What is asked:
Repeat the listing in full, exactly as it stands.
── Material for this task
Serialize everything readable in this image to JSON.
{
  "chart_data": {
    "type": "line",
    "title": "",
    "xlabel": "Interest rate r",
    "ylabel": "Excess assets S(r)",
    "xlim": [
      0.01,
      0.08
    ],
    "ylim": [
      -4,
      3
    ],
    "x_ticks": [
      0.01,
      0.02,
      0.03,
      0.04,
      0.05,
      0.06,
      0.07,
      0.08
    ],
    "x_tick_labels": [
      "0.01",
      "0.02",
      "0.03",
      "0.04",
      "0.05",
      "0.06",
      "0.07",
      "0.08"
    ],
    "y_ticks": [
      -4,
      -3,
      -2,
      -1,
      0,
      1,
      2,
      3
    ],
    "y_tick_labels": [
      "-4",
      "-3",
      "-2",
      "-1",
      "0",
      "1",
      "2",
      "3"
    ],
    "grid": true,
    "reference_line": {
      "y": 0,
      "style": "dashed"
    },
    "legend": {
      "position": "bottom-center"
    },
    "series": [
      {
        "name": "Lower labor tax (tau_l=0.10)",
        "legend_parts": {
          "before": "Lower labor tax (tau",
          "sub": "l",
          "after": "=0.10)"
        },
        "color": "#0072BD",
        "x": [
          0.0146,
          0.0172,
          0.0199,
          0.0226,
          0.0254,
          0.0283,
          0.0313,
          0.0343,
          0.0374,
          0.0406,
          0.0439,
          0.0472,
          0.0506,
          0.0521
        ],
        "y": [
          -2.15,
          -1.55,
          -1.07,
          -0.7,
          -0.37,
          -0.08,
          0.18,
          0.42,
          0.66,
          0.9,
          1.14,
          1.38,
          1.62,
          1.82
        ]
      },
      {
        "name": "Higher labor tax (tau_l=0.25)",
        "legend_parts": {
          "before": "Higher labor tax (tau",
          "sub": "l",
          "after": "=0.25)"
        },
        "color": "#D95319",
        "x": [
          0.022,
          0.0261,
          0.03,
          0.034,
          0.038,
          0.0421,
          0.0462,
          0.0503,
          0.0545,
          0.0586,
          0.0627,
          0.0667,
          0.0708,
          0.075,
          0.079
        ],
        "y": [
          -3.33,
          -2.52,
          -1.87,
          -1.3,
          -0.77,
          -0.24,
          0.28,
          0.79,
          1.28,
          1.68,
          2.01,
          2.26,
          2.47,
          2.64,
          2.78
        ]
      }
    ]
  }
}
────
Finished exercise:
Serialize everything readable in this image to JSON.
{
  "chart_data": {
    "type": "line",
    "title": "",
    "xlabel": "Interest rate r",
    "ylabel": "Excess assets S(r)",
    "xlim": [
      0.01,
      0.08
    ],
    "ylim": [
      -4,
      3
    ],
    "x_ticks": [
      0.01,
      0.02,
      0.03,
      0.04,
      0.05,
      0.06,
      0.07,
      0.08
    ],
    "x_tick_labels": [
      "0.01",
      "0.02",
      "0.03",
      "0.04",
      "0.05",
      "0.06",
      "0.07",
      "0.08"
    ],
    "y_ticks": [
      -4,
      -3,
      -2,
      -1,
      0,
      1,
      2,
      3
    ],
    "y_tick_labels": [
      "-4",
      "-3",
      "-2",
      "-1",
      "0",
      "1",
      "2",
      "3"
    ],
    "grid": true,
    "reference_line": {
      "y": 0,
      "style": "dashed"
    },
    "legend": {
      "position": "bottom-center"
    },
    "series": [
      {
        "name": "Lower labor tax (tau_l=0.10)",
        "legend_parts": {
          "before": "Lower labor tax (tau",
          "sub": "l",
          "after": "=0.10)"
        },
        "color": "#0072BD",
        "x": [
          0.0146,
          0.0172,
          0.0199,
          0.0226,
          0.0254,
          0.0283,
          0.0313,
          0.0343,
          0.0374,
          0.0406,
          0.0439,
          0.0472,
          0.0506,
          0.0521
        ],
        "y": [
          -2.15,
          -1.55,
          -1.07,
          -0.7,
          -0.37,
          -0.08,
          0.18,
          0.42,
          0.66,
          0.9,
          1.14,
          1.38,
          1.62,
          1.82
        ]
      },
      {
        "name": "Higher labor tax (tau_l=0.25)",
        "legend_parts": {
          "before": "Higher labor tax (tau",
          "sub": "l",
          "after": "=0.25)"
        },
        "color": "#D95319",
        "x": [
          0.022,
          0.0261,
          0.03,
          0.034,
          0.038,
          0.0421,
          0.0462,
          0.0503,
          0.0545,
          0.0586,
          0.0627,
          0.0667,
          0.0708,
          0.075,
          0.079
        ],
        "y": [
          -3.33,
          -2.52,
          -1.87,
          -1.3,
          -0.77,
          -0.24,
          0.28,
          0.79,
          1.28,
          1.68,
          2.01,
          2.26,
          2.47,
          2.64,
          2.78
        ]
      }
    ]
  }
}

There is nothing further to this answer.